**** RECORD EXTRACTS ****
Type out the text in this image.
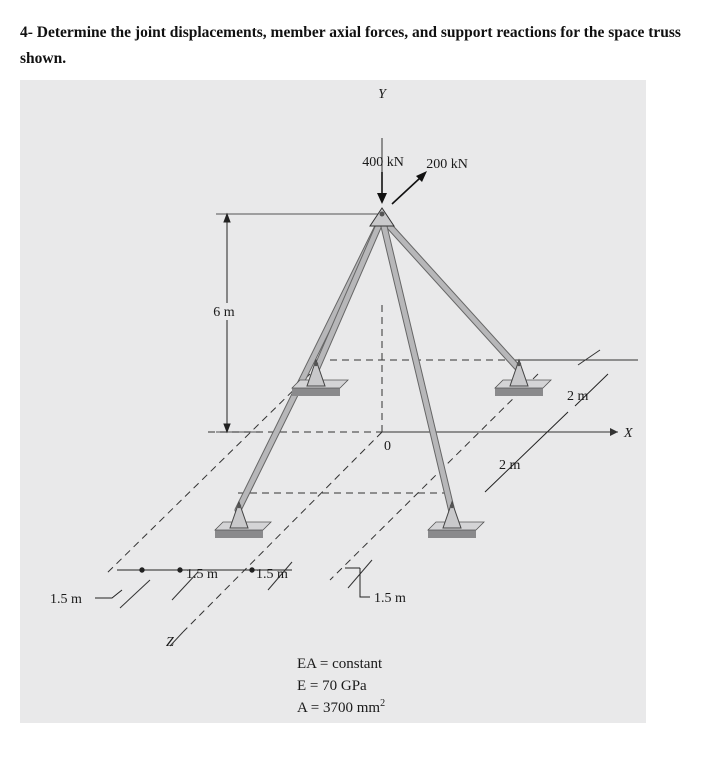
4- Determine the joint displacements, member axial forces, and support reactions for the space truss shown.

Y
X
Z
0
400 kN 200 kN
6 m
2 m
2 m
1.5 m
1.5 m	1.5 m
1.5 m
EA = constant
E = 70 GPa
A = 3700 $mm^2$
****
INSTRUCTIONS FOR THE TASK: Quote the records above exactly, leaving out any pictures.

OUTPUT OF THE TASK:
Type out the text in this image.
4- Determine the joint displacements, member axial forces, and support reactions for the space truss shown.

Y
X
Z
0
400 kN 200 kN
6 m
2 m
2 m
1.5 m
1.5 m	1.5 m
1.5 m
EA = constant
E = 70 GPa
A = 3700 $mm^2$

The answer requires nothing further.